■ **Material shown**
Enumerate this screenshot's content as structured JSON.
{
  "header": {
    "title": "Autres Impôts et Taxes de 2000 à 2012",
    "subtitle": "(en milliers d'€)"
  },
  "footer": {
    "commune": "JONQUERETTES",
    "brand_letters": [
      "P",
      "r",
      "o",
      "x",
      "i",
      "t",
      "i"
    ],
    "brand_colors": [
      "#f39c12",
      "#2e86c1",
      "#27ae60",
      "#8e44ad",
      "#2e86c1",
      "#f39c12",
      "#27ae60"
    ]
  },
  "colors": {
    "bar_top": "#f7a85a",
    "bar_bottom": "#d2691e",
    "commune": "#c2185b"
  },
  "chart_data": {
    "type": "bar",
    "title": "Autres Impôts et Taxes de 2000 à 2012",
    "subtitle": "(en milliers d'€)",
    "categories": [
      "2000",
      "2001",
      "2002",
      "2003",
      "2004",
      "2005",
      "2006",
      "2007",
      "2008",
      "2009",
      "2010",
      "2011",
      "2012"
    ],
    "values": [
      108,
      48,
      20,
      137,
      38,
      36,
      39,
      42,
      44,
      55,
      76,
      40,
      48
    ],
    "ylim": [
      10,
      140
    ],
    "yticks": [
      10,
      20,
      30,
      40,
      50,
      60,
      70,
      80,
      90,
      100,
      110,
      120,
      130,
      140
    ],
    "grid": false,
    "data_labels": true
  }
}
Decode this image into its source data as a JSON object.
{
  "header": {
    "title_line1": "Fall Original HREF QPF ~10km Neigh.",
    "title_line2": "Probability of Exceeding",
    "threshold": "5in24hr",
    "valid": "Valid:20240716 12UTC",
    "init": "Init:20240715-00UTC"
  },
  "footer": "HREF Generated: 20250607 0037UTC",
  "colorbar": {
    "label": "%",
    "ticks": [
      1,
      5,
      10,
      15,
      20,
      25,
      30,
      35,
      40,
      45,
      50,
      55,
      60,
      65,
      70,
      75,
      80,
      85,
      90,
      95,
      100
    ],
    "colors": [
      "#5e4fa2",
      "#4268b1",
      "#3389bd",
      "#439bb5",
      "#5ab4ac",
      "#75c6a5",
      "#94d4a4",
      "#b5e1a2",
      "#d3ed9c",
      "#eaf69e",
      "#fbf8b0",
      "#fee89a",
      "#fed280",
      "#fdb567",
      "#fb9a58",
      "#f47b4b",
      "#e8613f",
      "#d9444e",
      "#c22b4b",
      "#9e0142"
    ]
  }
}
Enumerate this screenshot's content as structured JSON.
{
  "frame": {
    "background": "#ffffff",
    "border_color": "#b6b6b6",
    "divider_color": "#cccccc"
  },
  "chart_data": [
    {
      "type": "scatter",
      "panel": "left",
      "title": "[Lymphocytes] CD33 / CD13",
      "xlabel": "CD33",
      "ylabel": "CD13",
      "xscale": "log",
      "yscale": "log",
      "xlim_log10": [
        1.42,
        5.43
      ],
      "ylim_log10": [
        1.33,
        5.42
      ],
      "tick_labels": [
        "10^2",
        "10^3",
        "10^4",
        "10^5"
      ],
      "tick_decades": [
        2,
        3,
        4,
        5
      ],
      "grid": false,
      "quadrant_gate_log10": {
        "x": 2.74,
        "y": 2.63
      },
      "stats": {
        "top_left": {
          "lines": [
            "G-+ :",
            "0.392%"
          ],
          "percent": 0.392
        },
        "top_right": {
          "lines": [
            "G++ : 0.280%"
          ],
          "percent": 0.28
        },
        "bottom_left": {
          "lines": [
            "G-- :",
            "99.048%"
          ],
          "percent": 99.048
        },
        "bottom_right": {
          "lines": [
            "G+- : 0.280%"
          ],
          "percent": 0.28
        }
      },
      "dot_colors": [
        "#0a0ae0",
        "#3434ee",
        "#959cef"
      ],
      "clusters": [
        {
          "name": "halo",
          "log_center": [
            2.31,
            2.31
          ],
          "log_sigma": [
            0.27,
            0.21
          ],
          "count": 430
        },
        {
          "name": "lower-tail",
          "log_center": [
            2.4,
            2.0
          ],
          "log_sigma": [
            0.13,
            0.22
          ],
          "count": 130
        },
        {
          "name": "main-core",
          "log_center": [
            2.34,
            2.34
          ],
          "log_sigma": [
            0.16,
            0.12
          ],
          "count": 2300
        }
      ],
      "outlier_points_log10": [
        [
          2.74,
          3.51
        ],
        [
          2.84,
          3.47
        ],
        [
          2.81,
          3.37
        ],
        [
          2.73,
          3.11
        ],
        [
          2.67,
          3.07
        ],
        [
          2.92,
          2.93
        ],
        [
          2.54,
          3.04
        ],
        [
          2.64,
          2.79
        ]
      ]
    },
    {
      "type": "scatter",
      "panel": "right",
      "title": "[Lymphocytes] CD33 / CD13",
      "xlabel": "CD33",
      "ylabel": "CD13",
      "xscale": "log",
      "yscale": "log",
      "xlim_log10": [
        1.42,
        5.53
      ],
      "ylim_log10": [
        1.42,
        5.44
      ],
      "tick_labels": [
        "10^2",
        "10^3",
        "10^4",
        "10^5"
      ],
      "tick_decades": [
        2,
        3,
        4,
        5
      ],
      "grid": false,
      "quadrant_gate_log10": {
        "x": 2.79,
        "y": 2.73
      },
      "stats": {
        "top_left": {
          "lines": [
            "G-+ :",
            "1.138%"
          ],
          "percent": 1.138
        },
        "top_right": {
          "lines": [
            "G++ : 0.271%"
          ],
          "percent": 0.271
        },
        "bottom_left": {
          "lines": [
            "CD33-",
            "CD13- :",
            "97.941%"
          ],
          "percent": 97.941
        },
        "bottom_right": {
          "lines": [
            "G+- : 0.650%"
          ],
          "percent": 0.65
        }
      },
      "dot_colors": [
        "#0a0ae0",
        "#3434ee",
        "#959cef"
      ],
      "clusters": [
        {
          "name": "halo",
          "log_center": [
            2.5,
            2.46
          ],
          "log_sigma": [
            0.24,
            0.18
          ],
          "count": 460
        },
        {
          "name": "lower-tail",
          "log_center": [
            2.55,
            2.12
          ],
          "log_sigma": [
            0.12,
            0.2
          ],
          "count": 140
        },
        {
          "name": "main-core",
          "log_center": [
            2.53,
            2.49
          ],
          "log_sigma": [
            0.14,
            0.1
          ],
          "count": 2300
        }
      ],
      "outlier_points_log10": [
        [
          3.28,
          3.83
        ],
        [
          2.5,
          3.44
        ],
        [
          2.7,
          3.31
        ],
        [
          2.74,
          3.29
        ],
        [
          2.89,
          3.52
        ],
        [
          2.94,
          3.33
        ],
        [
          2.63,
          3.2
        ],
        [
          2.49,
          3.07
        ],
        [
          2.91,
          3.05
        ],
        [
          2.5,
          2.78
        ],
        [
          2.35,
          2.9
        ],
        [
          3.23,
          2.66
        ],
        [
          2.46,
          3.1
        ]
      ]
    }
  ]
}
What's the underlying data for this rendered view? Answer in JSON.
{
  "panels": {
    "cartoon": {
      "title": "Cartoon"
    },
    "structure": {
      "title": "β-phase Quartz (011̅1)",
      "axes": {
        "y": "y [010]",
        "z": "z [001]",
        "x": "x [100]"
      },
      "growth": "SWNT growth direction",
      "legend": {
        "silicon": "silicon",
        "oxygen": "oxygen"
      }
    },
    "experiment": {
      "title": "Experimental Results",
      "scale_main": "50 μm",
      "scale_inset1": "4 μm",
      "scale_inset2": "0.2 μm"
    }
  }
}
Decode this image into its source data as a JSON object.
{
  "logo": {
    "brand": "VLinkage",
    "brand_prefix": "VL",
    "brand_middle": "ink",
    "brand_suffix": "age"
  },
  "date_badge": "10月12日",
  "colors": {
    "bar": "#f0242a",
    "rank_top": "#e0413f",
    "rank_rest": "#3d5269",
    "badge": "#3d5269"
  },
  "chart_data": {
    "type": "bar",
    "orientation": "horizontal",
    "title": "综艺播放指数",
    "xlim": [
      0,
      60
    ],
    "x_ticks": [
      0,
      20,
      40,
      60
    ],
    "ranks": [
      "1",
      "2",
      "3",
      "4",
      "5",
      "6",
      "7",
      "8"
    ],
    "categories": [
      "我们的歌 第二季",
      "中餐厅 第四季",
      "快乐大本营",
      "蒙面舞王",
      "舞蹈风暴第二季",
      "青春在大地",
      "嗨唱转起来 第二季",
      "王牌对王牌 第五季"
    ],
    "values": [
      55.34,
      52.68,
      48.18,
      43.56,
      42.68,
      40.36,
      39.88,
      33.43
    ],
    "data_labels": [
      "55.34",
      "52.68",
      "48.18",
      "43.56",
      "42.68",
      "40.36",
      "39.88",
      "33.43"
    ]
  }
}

■ **Aim of the task**
Of the lines in the listing above, how many hold the string "HREF"? Reply with the number only.

■ **Result**
2